- **INSTRUCTIONS TO FOLLOW**: Pick out every line in the data below that holds "over".
━━━━━━━━━━━━━━━━
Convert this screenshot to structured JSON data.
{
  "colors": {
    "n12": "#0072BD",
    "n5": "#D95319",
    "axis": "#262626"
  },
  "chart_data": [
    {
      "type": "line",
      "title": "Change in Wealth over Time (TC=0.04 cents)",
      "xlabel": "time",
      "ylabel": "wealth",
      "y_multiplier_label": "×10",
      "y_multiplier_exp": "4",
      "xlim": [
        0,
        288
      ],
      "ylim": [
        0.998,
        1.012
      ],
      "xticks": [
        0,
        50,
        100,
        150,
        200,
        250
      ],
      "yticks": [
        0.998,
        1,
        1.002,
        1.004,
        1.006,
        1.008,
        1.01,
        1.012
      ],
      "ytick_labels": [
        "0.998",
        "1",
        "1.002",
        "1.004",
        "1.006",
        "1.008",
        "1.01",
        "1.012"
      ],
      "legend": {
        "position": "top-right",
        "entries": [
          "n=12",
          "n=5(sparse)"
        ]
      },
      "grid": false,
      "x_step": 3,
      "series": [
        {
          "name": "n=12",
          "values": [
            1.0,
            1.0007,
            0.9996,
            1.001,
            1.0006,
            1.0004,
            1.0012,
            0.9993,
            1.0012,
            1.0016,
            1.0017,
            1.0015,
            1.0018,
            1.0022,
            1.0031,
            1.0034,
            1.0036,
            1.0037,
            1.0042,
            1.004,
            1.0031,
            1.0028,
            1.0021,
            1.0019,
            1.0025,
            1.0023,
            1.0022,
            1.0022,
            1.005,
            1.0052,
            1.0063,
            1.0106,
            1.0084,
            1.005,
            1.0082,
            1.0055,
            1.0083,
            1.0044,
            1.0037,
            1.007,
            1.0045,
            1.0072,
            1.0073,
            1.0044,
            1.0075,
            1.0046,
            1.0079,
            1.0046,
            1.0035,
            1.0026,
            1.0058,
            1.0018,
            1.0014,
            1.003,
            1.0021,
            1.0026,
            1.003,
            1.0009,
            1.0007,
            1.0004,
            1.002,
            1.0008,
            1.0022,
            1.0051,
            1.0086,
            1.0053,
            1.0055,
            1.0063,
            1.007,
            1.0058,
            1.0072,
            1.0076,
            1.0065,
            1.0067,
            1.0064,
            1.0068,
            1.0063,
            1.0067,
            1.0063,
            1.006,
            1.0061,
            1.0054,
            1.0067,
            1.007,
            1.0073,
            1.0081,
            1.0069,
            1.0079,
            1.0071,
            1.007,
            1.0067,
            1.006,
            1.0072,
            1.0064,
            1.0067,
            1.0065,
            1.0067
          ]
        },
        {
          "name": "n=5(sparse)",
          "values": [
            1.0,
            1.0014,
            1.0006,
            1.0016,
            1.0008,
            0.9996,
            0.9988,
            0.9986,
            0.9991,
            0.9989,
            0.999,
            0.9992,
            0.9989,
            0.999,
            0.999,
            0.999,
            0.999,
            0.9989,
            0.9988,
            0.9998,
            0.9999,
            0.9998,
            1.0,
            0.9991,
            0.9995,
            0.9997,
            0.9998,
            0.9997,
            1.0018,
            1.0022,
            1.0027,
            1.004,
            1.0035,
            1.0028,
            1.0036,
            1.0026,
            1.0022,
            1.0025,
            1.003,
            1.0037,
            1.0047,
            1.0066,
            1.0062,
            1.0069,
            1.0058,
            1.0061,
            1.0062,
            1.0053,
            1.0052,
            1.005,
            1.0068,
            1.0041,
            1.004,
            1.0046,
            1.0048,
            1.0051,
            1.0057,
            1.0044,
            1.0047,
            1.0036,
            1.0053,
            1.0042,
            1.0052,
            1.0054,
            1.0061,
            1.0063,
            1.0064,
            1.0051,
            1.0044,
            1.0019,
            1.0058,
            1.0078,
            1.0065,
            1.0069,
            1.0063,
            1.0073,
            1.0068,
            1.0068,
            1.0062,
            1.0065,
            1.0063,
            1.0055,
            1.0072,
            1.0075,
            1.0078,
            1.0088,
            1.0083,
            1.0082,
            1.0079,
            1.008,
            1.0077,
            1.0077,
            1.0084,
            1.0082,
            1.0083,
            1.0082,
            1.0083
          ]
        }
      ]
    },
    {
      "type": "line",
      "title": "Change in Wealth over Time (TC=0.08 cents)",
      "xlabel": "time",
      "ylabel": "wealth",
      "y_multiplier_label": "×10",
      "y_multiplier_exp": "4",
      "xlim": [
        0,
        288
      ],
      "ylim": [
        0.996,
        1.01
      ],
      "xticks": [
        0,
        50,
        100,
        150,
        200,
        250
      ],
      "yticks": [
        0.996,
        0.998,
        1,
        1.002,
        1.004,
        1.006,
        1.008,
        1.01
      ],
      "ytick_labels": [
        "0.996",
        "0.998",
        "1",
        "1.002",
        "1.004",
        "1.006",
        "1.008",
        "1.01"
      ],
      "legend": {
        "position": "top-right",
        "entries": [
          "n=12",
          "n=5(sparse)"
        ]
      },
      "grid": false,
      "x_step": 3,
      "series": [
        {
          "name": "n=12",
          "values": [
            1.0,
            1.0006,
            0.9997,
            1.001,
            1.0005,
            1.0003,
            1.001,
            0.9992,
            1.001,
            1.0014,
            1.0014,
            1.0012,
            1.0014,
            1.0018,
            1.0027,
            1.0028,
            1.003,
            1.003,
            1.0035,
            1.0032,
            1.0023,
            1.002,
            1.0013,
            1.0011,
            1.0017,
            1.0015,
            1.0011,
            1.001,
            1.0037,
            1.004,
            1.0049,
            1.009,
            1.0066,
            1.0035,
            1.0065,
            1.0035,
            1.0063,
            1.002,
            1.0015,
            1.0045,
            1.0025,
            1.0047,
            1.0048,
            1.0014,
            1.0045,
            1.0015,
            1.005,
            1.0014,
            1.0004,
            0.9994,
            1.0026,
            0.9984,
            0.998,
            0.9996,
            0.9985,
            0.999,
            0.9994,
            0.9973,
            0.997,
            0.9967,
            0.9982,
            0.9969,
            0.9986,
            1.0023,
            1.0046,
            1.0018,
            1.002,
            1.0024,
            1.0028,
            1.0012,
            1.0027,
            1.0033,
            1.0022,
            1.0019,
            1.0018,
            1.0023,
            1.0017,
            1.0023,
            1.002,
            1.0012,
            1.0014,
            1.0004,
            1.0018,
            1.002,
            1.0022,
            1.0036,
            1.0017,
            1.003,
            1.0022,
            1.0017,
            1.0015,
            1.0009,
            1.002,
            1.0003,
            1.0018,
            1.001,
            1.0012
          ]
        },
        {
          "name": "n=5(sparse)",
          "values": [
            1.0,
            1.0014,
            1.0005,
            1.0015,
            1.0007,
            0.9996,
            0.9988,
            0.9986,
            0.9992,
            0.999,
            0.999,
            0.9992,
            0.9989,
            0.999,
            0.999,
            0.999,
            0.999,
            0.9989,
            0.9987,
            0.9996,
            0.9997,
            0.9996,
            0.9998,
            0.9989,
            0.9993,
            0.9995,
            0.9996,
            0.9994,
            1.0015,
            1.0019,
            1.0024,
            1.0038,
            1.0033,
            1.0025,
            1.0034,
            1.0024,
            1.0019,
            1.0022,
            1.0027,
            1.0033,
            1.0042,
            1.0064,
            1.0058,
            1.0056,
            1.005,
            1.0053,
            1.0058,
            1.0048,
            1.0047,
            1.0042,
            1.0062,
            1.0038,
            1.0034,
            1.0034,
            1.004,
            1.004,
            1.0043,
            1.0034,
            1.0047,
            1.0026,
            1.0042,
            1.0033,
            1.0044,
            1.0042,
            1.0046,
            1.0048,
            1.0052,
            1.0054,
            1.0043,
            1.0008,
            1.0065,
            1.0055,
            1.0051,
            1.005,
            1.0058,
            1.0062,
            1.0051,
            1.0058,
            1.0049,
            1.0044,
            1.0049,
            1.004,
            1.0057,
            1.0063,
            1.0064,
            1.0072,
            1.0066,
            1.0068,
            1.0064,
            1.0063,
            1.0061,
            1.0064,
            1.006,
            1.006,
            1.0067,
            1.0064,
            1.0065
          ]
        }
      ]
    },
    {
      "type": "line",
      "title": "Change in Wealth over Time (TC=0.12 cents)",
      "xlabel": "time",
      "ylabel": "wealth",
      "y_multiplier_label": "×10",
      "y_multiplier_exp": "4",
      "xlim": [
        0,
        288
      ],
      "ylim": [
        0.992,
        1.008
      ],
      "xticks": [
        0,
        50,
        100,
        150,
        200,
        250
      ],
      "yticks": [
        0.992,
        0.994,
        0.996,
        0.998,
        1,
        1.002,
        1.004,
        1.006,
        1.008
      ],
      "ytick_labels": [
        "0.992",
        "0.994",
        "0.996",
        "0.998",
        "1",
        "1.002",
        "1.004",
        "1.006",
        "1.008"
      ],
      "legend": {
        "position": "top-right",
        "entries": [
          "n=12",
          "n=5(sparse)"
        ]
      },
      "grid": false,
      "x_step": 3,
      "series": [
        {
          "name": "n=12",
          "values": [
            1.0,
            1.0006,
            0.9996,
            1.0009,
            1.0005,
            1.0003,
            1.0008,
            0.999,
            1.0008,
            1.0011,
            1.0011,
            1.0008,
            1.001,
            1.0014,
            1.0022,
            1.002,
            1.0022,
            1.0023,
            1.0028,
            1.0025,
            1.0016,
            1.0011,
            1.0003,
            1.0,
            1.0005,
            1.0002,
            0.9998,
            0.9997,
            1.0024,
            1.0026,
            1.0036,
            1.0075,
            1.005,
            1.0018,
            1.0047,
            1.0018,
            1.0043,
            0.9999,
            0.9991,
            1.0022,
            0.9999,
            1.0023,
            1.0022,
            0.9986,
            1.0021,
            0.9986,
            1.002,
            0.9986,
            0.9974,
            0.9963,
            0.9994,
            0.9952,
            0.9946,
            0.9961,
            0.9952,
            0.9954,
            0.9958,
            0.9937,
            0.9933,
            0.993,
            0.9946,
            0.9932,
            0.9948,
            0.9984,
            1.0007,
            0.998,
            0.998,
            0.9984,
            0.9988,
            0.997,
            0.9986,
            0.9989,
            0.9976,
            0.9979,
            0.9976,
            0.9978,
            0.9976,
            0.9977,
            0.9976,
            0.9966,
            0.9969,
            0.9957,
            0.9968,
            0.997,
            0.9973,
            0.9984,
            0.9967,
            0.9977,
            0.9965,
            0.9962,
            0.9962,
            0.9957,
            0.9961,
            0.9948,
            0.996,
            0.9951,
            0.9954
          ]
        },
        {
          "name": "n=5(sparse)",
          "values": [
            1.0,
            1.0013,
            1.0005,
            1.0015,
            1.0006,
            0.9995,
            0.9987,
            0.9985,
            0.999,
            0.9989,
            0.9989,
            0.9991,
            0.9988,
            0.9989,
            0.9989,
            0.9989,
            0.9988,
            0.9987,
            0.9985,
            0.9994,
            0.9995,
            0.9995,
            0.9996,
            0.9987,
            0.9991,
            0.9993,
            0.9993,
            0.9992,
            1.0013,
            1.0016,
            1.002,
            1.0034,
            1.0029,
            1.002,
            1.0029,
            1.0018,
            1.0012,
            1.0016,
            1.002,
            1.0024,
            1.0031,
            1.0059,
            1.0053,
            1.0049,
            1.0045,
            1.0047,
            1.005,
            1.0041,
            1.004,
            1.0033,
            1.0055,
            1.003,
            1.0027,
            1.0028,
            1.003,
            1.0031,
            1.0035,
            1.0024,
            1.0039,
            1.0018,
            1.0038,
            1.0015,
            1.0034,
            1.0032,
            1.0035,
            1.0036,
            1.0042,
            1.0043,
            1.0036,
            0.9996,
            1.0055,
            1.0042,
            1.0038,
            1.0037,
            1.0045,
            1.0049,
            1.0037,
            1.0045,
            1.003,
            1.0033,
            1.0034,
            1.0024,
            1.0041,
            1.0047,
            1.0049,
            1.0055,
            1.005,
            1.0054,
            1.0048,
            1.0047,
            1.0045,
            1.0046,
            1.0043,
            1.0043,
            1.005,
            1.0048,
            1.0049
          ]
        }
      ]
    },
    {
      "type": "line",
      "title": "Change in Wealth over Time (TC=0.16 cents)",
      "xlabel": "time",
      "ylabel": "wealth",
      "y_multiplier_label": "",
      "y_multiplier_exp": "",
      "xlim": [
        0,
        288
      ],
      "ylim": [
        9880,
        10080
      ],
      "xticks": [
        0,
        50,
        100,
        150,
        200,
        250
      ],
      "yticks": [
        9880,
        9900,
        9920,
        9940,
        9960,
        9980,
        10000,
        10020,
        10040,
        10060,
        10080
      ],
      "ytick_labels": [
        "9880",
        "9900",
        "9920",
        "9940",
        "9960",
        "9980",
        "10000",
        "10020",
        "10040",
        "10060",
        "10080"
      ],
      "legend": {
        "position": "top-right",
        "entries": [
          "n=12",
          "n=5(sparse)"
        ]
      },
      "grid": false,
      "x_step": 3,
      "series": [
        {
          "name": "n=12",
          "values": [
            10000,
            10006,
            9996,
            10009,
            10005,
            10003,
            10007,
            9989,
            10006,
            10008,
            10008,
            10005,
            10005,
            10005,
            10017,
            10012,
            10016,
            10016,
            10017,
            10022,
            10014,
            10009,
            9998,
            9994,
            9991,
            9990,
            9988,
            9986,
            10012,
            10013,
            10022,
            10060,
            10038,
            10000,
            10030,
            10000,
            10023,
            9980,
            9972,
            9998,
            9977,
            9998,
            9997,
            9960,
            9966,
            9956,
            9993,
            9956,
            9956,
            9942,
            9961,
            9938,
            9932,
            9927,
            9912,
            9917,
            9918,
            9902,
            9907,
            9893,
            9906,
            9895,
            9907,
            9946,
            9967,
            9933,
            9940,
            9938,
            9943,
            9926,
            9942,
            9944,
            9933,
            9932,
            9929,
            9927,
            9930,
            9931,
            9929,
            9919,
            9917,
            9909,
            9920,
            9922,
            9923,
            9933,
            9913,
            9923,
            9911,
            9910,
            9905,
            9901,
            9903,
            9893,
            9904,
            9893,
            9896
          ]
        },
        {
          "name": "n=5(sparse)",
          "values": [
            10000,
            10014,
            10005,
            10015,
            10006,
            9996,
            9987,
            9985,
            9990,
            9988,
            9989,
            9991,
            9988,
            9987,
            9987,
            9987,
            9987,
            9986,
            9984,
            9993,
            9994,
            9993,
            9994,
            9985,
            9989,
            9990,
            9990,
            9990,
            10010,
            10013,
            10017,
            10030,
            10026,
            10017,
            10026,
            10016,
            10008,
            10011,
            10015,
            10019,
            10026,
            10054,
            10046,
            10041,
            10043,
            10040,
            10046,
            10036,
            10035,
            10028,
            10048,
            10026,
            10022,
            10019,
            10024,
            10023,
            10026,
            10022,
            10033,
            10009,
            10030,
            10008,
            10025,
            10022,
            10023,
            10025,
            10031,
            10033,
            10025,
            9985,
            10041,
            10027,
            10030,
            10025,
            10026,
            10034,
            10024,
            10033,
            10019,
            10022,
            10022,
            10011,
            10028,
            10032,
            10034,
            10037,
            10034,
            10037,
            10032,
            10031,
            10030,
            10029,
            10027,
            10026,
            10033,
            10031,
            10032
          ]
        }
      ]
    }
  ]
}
━━━━━━━━━━━━━━━━
- **OUTPUT**:
      "title": "Change in Wealth over Time (TC=0.04 cents)",
      "title": "Change in Wealth over Time (TC=0.08 cents)",
      "title": "Change in Wealth over Time (TC=0.12 cents)",
      "title": "Change in Wealth over Time (TC=0.16 cents)",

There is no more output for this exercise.